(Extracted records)
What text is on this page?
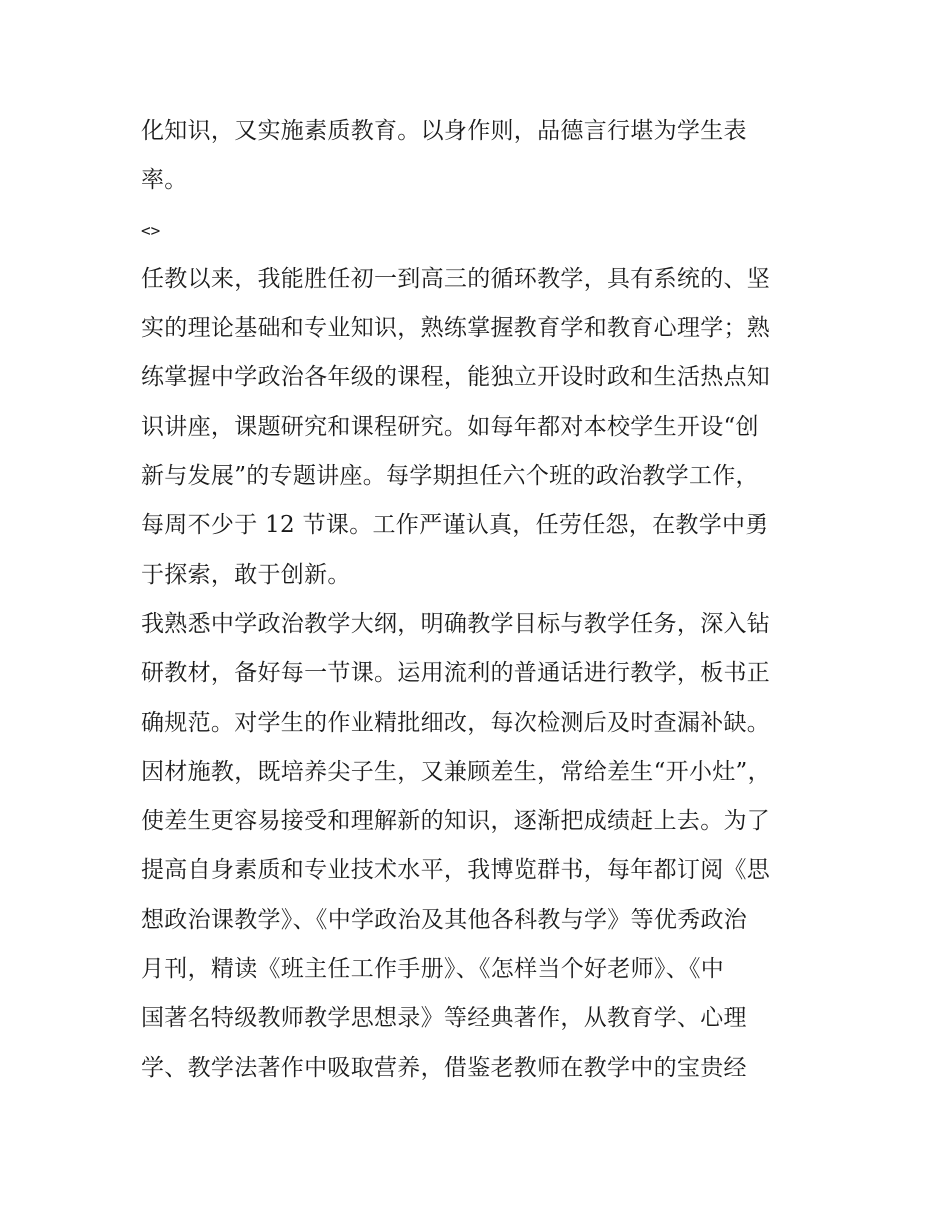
化知识，又实施素质教育。以身作则，品德言行堪为学生表
率。
<>
任教以来，我能胜任初一到高三的循环教学，具有系统的、坚
实的理论基础和专业知识，熟练掌握教育学和教育心理学；熟
练掌握中学政治各年级的课程，能独立开设时政和生活热点知
识讲座，课题研究和课程研究。如每年都对本校学生开设“创
新与发展”的专题讲座。每学期担任六个班的政治教学工作，
每周不少于 12 节课。工作严谨认真，任劳任怨，在教学中勇
于探索，敢于创新。
我熟悉中学政治教学大纲，明确教学目标与教学任务，深入钻
研教材，备好每一节课。运用流利的普通话进行教学，板书正
确规范。对学生的作业精批细改，每次检测后及时查漏补缺。
因材施教，既培养尖子生，又兼顾差生，常给差生“开小灶”，
使差生更容易接受和理解新的知识，逐渐把成绩赶上去。为了
提高自身素质和专业技术水平，我博览群书，每年都订阅《思
想政治课教学》、《中学政治及其他各科教与学》等优秀政治
月刊，精读《班主任工作手册》、《怎样当个好老师》、《中
国著名特级教师教学思想录》等经典著作，从教育学、心理
学、教学法著作中吸取营养，借鉴老教师在教学中的宝贵经
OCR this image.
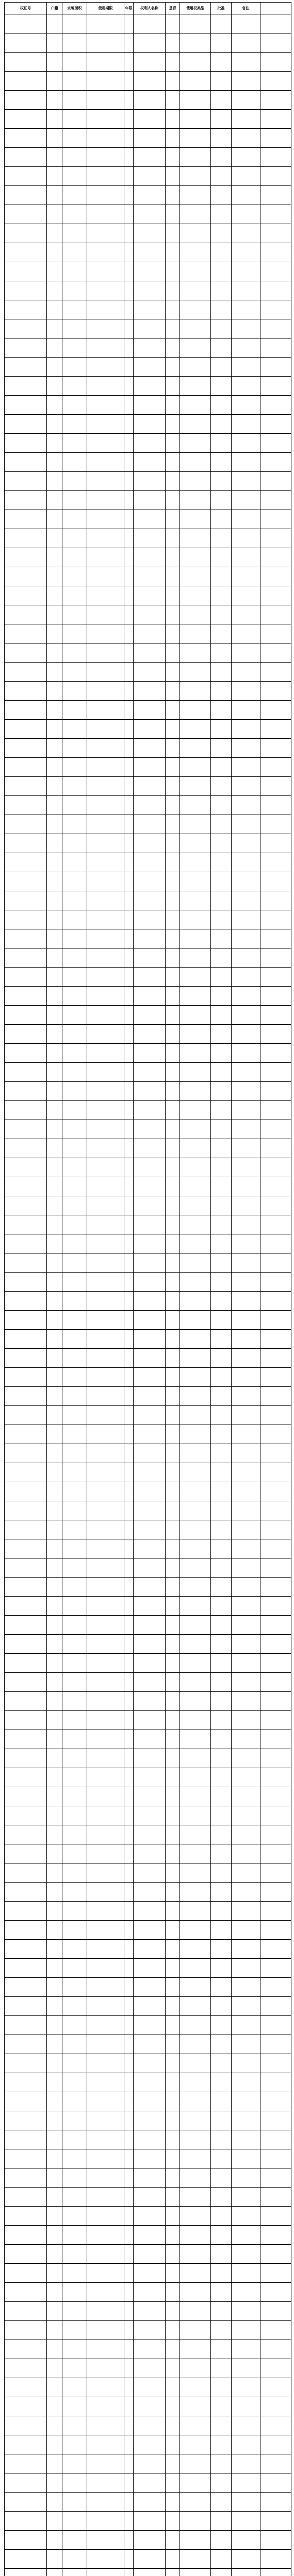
权证号	户籍	宗地面积	使用期限	年限	权利人名称	是否	使用权类型	批准	备注	
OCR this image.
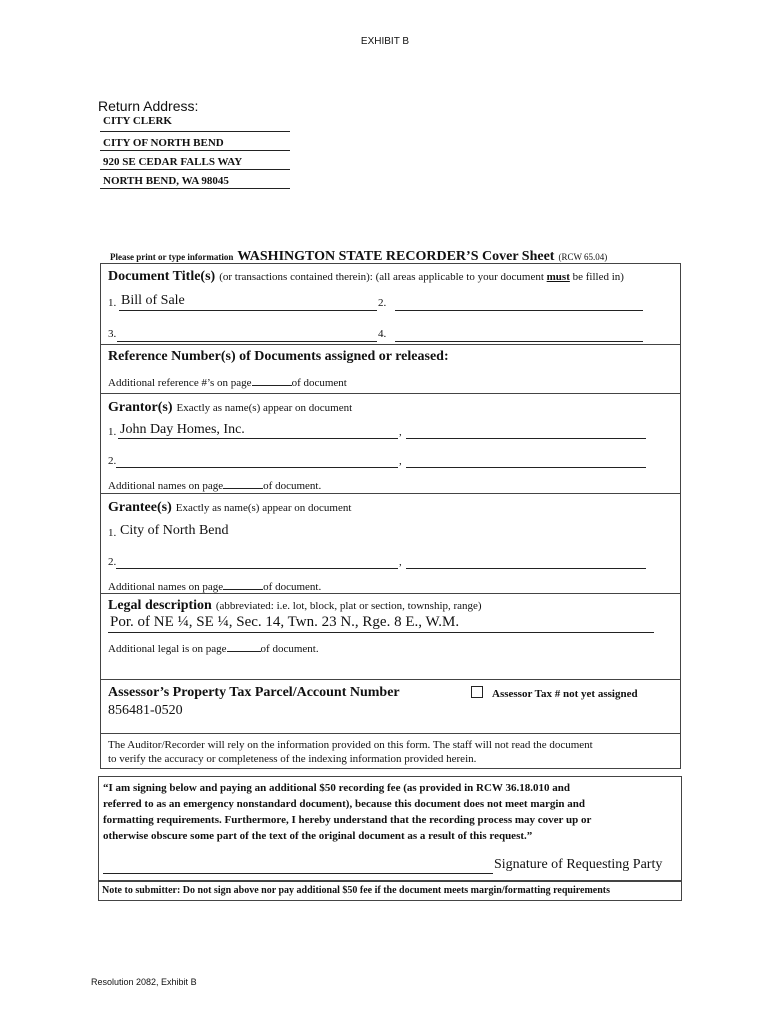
EXHIBIT B
Return Address:
CITY CLERK
CITY OF NORTH BEND
920 SE CEDAR FALLS WAY
NORTH BEND, WA 98045
Please print or type information WASHINGTON STATE RECORDER’S Cover Sheet (RCW 65.04)
Document Title(s) (or transactions contained therein): (all areas applicable to your document must be filled in)
1. Bill of Sale	2.
3.	4.
Reference Number(s) of Documents assigned or released:
Additional reference #’s on page	of document
Grantor(s) Exactly as name(s) appear on document
1. John Day Homes, Inc.	,
2.	,
Additional names on page	of document.
Grantee(s) Exactly as name(s) appear on document
1. City of North Bend
2.	,
Additional names on page	of document.
Legal description (abbreviated: i.e. lot, block, plat or section, township, range)
Por. of NE ¼, SE ¼, Sec. 14, Twn. 23 N., Rge. 8 E., W.M.
Additional legal is on page	of document.
Assessor’s Property Tax Parcel/Account Number
856481-0520
Assessor Tax # not yet assigned
The Auditor/Recorder will rely on the information provided on this form. The staff will not read the document
to verify the accuracy or completeness of the indexing information provided herein.
“I am signing below and paying an additional $50 recording fee (as provided in RCW 36.18.010 and
referred to as an emergency nonstandard document), because this document does not meet margin and
formatting requirements. Furthermore, I hereby understand that the recording process may cover up or
otherwise obscure some part of the text of the original document as a result of this request.”
Signature of Requesting Party
Note to submitter: Do not sign above nor pay additional $50 fee if the document meets margin/formatting requirements
Resolution 2082, Exhibit B
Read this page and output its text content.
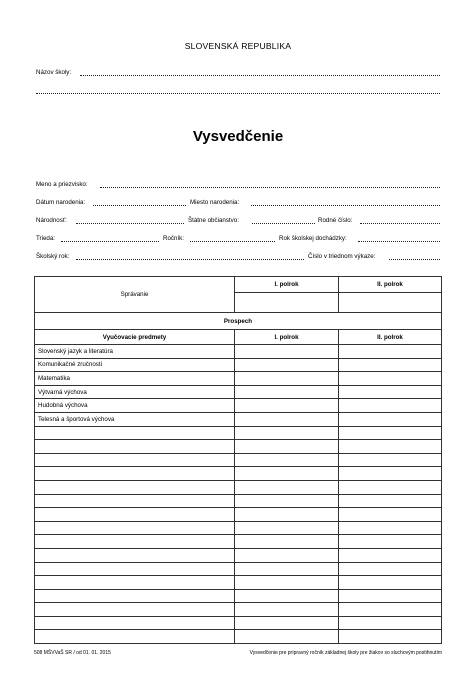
SLOVENSKÁ REPUBLIKA
Názov školy:
Vysvedčenie
Meno a priezvisko:
Dátum narodenia:	Miesto narodenia:
Národnosť:	Štátne občianstvo:	Rodné číslo:
Trieda:	Ročník:	Rok školskej dochádzky:
Školský rok:	Číslo v triednom výkaze:
Správanie	I. polrok	II. polrok

Prospech		
Vyučovacie predmety	I. polrok	II. polrok
Slovenský jazyk a literatúra		
Komunikačné zručnosti		
Matematika		
Výtvarná výchova		
Hudobná výchova		
Telesná a športová výchova		

508 MŠVVaŠ SR / od 01. 01. 2015	Vysvedčenie pre prípravný ročník základnej školy pre žiakov so sluchovým postihnutím
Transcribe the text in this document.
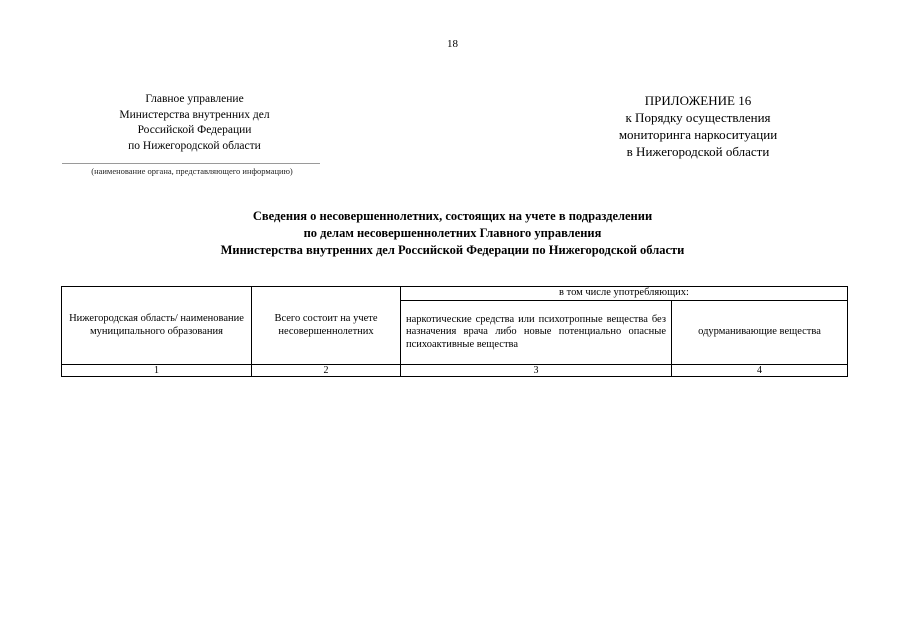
18
Главное управление
Министерства внутренних дел
Российской Федерации
по Нижегородской области
(наименование органа, представляющего информацию)
ПРИЛОЖЕНИЕ 16
к Порядку осуществления
мониторинга наркоситуации
в Нижегородской области
Сведения о несовершеннолетних, состоящих на учете в подразделении
по делам несовершеннолетних Главного управления
Министерства внутренних дел Российской Федерации по Нижегородской области
Нижегородская область/ наименование муниципального образования	Всего состоит на учете несовершеннолетних	в том числе употребляющих:	
		наркотические средства или психотропные вещества без назначения врача либо новые потенциально опасные психоактивные вещества	одурманивающие вещества
1	2	3	4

# WRITTEN PROBLEM:
Restate the listing above word for word, and skip the pictures.

# RESPONSE:
What text is on this page?
化知识，又实施素质教育。以身作则，品德言行堪为学生表
率。
<>
任教以来，我能胜任初一到高三的循环教学，具有系统的、坚
实的理论基础和专业知识，熟练掌握教育学和教育心理学；熟
练掌握中学政治各年级的课程，能独立开设时政和生活热点知
识讲座，课题研究和课程研究。如每年都对本校学生开设“创
新与发展”的专题讲座。每学期担任六个班的政治教学工作，
每周不少于 12 节课。工作严谨认真，任劳任怨，在教学中勇
于探索，敢于创新。
我熟悉中学政治教学大纲，明确教学目标与教学任务，深入钻
研教材，备好每一节课。运用流利的普通话进行教学，板书正
确规范。对学生的作业精批细改，每次检测后及时查漏补缺。
因材施教，既培养尖子生，又兼顾差生，常给差生“开小灶”，
使差生更容易接受和理解新的知识，逐渐把成绩赶上去。为了
提高自身素质和专业技术水平，我博览群书，每年都订阅《思
想政治课教学》、《中学政治及其他各科教与学》等优秀政治
月刊，精读《班主任工作手册》、《怎样当个好老师》、《中
国著名特级教师教学思想录》等经典著作，从教育学、心理
学、教学法著作中吸取营养，借鉴老教师在教学中的宝贵经
OCR this image.
权证号	户籍	宗地面积	使用期限	年限	权利人名称	是否	使用权类型	批准	备注	
OCR this image.
EXHIBIT B
Return Address:
CITY CLERK
CITY OF NORTH BEND
920 SE CEDAR FALLS WAY
NORTH BEND, WA 98045
Please print or type information WASHINGTON STATE RECORDER’S Cover Sheet (RCW 65.04)
Document Title(s) (or transactions contained therein): (all areas applicable to your document must be filled in)
1. Bill of Sale	2.
3.	4.
Reference Number(s) of Documents assigned or released:
Additional reference #’s on page	of document
Grantor(s) Exactly as name(s) appear on document
1. John Day Homes, Inc.	,
2.	,
Additional names on page	of document.
Grantee(s) Exactly as name(s) appear on document
1. City of North Bend
2.	,
Additional names on page	of document.
Legal description (abbreviated: i.e. lot, block, plat or section, township, range)
Por. of NE ¼, SE ¼, Sec. 14, Twn. 23 N., Rge. 8 E., W.M.
Additional legal is on page	of document.
Assessor’s Property Tax Parcel/Account Number
856481-0520
Assessor Tax # not yet assigned
The Auditor/Recorder will rely on the information provided on this form. The staff will not read the document
to verify the accuracy or completeness of the indexing information provided herein.
“I am signing below and paying an additional $50 recording fee (as provided in RCW 36.18.010 and
referred to as an emergency nonstandard document), because this document does not meet margin and
formatting requirements. Furthermore, I hereby understand that the recording process may cover up or
otherwise obscure some part of the text of the original document as a result of this request.”
Signature of Requesting Party
Note to submitter: Do not sign above nor pay additional $50 fee if the document meets margin/formatting requirements
Resolution 2082, Exhibit B
Read this page and output its text content.
SLOVENSKÁ REPUBLIKA
Názov školy:
Vysvedčenie
Meno a priezvisko:
Dátum narodenia:	Miesto narodenia:
Národnosť:	Štátne občianstvo:	Rodné číslo:
Trieda:	Ročník:	Rok školskej dochádzky:
Školský rok:	Číslo v triednom výkaze:
Správanie	I. polrok	II. polrok

Prospech		
Vyučovacie predmety	I. polrok	II. polrok
Slovenský jazyk a literatúra		
Komunikačné zručnosti		
Matematika		
Výtvarná výchova		
Hudobná výchova		
Telesná a športová výchova		

508 MŠVVaŠ SR / od 01. 01. 2015	Vysvedčenie pre prípravný ročník základnej školy pre žiakov so sluchovým postihnutím
Transcribe the text in this document.
18
Главное управление
Министерства внутренних дел
Российской Федерации
по Нижегородской области
(наименование органа, представляющего информацию)
ПРИЛОЖЕНИЕ 16
к Порядку осуществления
мониторинга наркоситуации
в Нижегородской области
Сведения о несовершеннолетних, состоящих на учете в подразделении
по делам несовершеннолетних Главного управления
Министерства внутренних дел Российской Федерации по Нижегородской области
Нижегородская область/ наименование муниципального образования	Всего состоит на учете несовершеннолетних	в том числе употребляющих:	
		наркотические средства или психотропные вещества без назначения врача либо новые потенциально опасные психоактивные вещества	одурманивающие вещества
1	2	3	4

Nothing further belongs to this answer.